▶ [Written exercise]: Output every entry exactly as written, skipping any pictures.

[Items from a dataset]
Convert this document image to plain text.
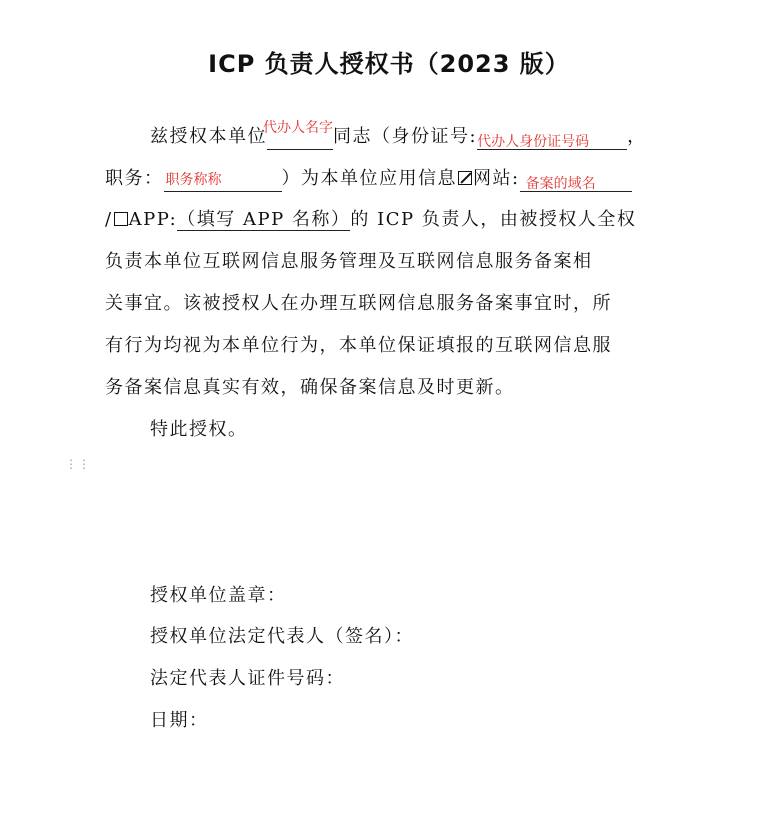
ICP 负责人授权书（2023 版）
兹授权本单位
代办人名字 同志（身份证号: 代办人身份证号码 ，
职务： 职务称称	）为本单位应用信息 网站: 备案的域名
/ APP:（填写 APP 名称）的 ICP 负责人，由被授权人全权
负责本单位互联网信息服务管理及互联网信息服务备案相
关事宜。该被授权人在办理互联网信息服务备案事宜时，所
有行为均视为本单位行为，本单位保证填报的互联网信息服
务备案信息真实有效，确保备案信息及时更新。
特此授权。
⋮⋮
授权单位盖章：
授权单位法定代表人（签名）：
法定代表人证件号码：
日期：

▶ [Response to this task]:
Convert this document image to plain text.
ICP 负责人授权书（2023 版）
兹授权本单位
代办人名字 同志（身份证号: 代办人身份证号码 ，
职务： 职务称称	）为本单位应用信息 网站: 备案的域名
/ APP:（填写 APP 名称）的 ICP 负责人，由被授权人全权
负责本单位互联网信息服务管理及互联网信息服务备案相
关事宜。该被授权人在办理互联网信息服务备案事宜时，所
有行为均视为本单位行为，本单位保证填报的互联网信息服
务备案信息真实有效，确保备案信息及时更新。
特此授权。
⋮⋮
授权单位盖章：
授权单位法定代表人（签名）：
法定代表人证件号码：
日期：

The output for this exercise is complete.